#### Directions for this task:
Single out the lines of the material that contain "Amerika" and copy them.

#### Data to use:
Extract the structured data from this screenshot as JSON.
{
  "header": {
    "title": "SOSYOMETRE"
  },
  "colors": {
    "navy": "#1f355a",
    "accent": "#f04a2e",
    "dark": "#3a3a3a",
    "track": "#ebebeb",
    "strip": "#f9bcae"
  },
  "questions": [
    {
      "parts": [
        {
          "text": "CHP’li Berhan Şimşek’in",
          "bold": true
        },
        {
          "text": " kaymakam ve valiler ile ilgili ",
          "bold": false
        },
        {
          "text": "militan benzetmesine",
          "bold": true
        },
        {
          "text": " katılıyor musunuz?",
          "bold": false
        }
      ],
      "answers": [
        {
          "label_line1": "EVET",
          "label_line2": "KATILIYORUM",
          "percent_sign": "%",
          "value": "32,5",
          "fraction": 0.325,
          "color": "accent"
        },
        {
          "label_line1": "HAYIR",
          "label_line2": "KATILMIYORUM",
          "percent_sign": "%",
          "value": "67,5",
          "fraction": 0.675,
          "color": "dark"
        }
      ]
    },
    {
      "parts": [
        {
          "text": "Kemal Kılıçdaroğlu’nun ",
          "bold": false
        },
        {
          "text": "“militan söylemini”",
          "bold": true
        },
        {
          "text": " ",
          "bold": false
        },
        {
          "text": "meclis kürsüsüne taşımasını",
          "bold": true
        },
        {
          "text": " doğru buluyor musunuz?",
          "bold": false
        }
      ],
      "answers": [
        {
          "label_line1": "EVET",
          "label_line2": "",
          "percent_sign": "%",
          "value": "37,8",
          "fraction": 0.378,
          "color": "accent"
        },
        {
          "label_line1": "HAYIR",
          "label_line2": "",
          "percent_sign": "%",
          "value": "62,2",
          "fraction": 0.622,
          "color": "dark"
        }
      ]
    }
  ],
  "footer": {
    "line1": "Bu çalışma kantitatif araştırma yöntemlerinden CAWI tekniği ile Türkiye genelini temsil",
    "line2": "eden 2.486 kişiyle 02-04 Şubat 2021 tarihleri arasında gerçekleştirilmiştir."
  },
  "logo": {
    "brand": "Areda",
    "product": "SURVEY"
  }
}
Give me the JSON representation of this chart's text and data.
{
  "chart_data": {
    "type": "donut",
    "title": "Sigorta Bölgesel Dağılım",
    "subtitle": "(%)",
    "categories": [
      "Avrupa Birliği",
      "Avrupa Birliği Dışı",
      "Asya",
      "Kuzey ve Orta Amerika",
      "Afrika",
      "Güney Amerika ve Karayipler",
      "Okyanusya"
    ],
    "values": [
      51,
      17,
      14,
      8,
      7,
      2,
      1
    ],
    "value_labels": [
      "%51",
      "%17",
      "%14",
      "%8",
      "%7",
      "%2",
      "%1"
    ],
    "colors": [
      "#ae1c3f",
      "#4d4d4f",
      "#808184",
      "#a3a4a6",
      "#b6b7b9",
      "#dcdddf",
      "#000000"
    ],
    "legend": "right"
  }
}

#### Solution to this exercise:
      "Kuzey ve Orta Amerika",
      "Güney Amerika ve Karayipler",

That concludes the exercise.